_SET PROBLEM_: Every entry must be repeated exactly. Exclude all pictures.
____ DATASET EXTRACT
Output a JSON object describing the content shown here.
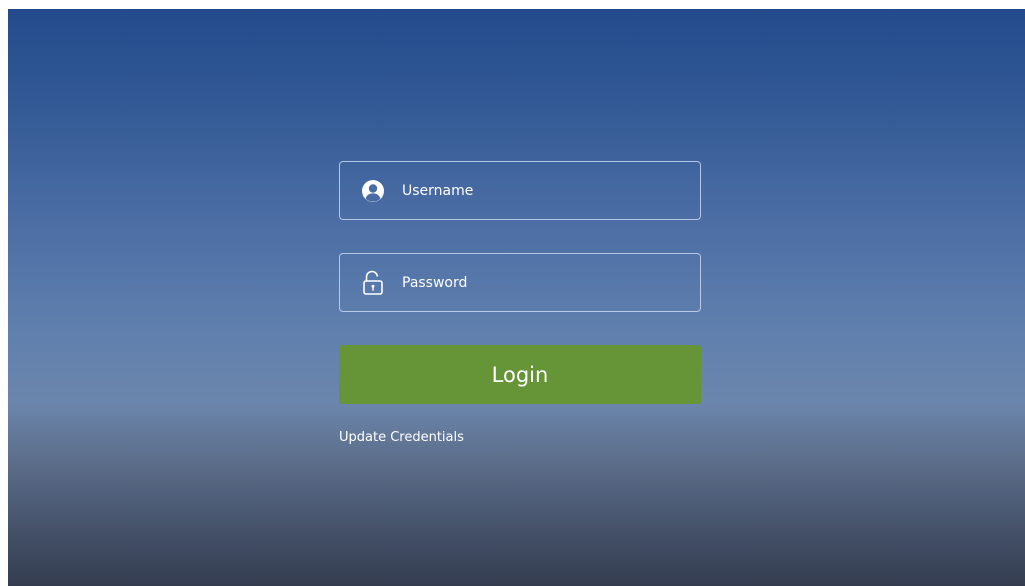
{
  "login_form": {
    "username": {
      "placeholder": "Username",
      "value": "",
      "icon": "user-icon"
    },
    "password": {
      "placeholder": "Password",
      "value": "",
      "icon": "unlocked-padlock-icon"
    },
    "login_label": "Login",
    "update_credentials_label": "Update Credentials"
  },
  "colors": {
    "background_top": "#234a8c",
    "background_bottom": "#343d50",
    "login_button": "#659536",
    "field_border": "#c8d7f0",
    "text": "#ffffff"
  }
}
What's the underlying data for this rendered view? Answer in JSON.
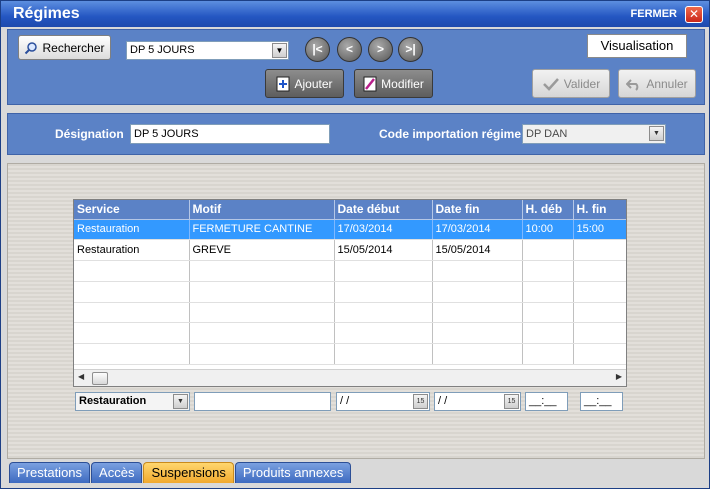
{
  "window": {
    "title": "Régimes",
    "close_label": "FERMER",
    "close_glyph": "✕"
  },
  "toolbar": {
    "search_label": "Rechercher",
    "regime_value": "DP 5 JOURS",
    "nav": {
      "first": "|<",
      "prev": "<",
      "next": ">",
      "last": ">|"
    },
    "visualisation_label": "Visualisation",
    "add_label": "Ajouter",
    "modify_label": "Modifier",
    "validate_label": "Valider",
    "cancel_label": "Annuler"
  },
  "designation": {
    "label": "Désignation",
    "value": "DP 5 JOURS",
    "code_label": "Code importation régime",
    "code_value": "DP DAN"
  },
  "grid": {
    "columns": [
      "Service",
      "Motif",
      "Date début",
      "Date fin",
      "H. déb",
      "H. fin"
    ],
    "rows": [
      [
        "Restauration",
        "FERMETURE CANTINE",
        "17/03/2014",
        "17/03/2014",
        "10:00",
        "15:00"
      ],
      [
        "Restauration",
        "GREVE",
        "15/05/2014",
        "15/05/2014",
        "",
        ""
      ],
      [
        "",
        "",
        "",
        "",
        "",
        ""
      ],
      [
        "",
        "",
        "",
        "",
        "",
        ""
      ],
      [
        "",
        "",
        "",
        "",
        "",
        ""
      ],
      [
        "",
        "",
        "",
        "",
        "",
        ""
      ],
      [
        "",
        "",
        "",
        "",
        "",
        ""
      ],
      [
        "",
        "",
        "",
        "",
        "",
        ""
      ]
    ],
    "selected_row": 0
  },
  "editor": {
    "service_value": "Restauration",
    "motif_value": "",
    "date_debut_value": " / /",
    "date_fin_value": " / /",
    "calendar_glyph": "15",
    "h_deb_value": "__:__",
    "h_fin_value": "__:__"
  },
  "tabs": [
    {
      "label": "Prestations",
      "active": false
    },
    {
      "label": "Accès",
      "active": false
    },
    {
      "label": "Suspensions",
      "active": true
    },
    {
      "label": "Produits annexes",
      "active": false
    }
  ],
  "colors": {
    "panel": "#5b82c6",
    "title_bar": "#2456c2",
    "selection": "#3399ff",
    "active_tab": "#f1a92e"
  }
}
________
_SOLUTION BELOW_:
Output a JSON object describing the content shown here.
{
  "login_form": {
    "username": {
      "placeholder": "Username",
      "value": "",
      "icon": "user-icon"
    },
    "password": {
      "placeholder": "Password",
      "value": "",
      "icon": "unlocked-padlock-icon"
    },
    "login_label": "Login",
    "update_credentials_label": "Update Credentials"
  },
  "colors": {
    "background_top": "#234a8c",
    "background_bottom": "#343d50",
    "login_button": "#659536",
    "field_border": "#c8d7f0",
    "text": "#ffffff"
  }
}
What's the underlying data for this rendered view? Answer in JSON.
{
  "window": {
    "title": "Régimes",
    "close_label": "FERMER",
    "close_glyph": "✕"
  },
  "toolbar": {
    "search_label": "Rechercher",
    "regime_value": "DP 5 JOURS",
    "nav": {
      "first": "|<",
      "prev": "<",
      "next": ">",
      "last": ">|"
    },
    "visualisation_label": "Visualisation",
    "add_label": "Ajouter",
    "modify_label": "Modifier",
    "validate_label": "Valider",
    "cancel_label": "Annuler"
  },
  "designation": {
    "label": "Désignation",
    "value": "DP 5 JOURS",
    "code_label": "Code importation régime",
    "code_value": "DP DAN"
  },
  "grid": {
    "columns": [
      "Service",
      "Motif",
      "Date début",
      "Date fin",
      "H. déb",
      "H. fin"
    ],
    "rows": [
      [
        "Restauration",
        "FERMETURE CANTINE",
        "17/03/2014",
        "17/03/2014",
        "10:00",
        "15:00"
      ],
      [
        "Restauration",
        "GREVE",
        "15/05/2014",
        "15/05/2014",
        "",
        ""
      ],
      [
        "",
        "",
        "",
        "",
        "",
        ""
      ],
      [
        "",
        "",
        "",
        "",
        "",
        ""
      ],
      [
        "",
        "",
        "",
        "",
        "",
        ""
      ],
      [
        "",
        "",
        "",
        "",
        "",
        ""
      ],
      [
        "",
        "",
        "",
        "",
        "",
        ""
      ],
      [
        "",
        "",
        "",
        "",
        "",
        ""
      ]
    ],
    "selected_row": 0
  },
  "editor": {
    "service_value": "Restauration",
    "motif_value": "",
    "date_debut_value": " / /",
    "date_fin_value": " / /",
    "calendar_glyph": "15",
    "h_deb_value": "__:__",
    "h_fin_value": "__:__"
  },
  "tabs": [
    {
      "label": "Prestations",
      "active": false
    },
    {
      "label": "Accès",
      "active": false
    },
    {
      "label": "Suspensions",
      "active": true
    },
    {
      "label": "Produits annexes",
      "active": false
    }
  ],
  "colors": {
    "panel": "#5b82c6",
    "title_bar": "#2456c2",
    "selection": "#3399ff",
    "active_tab": "#f1a92e"
  }
}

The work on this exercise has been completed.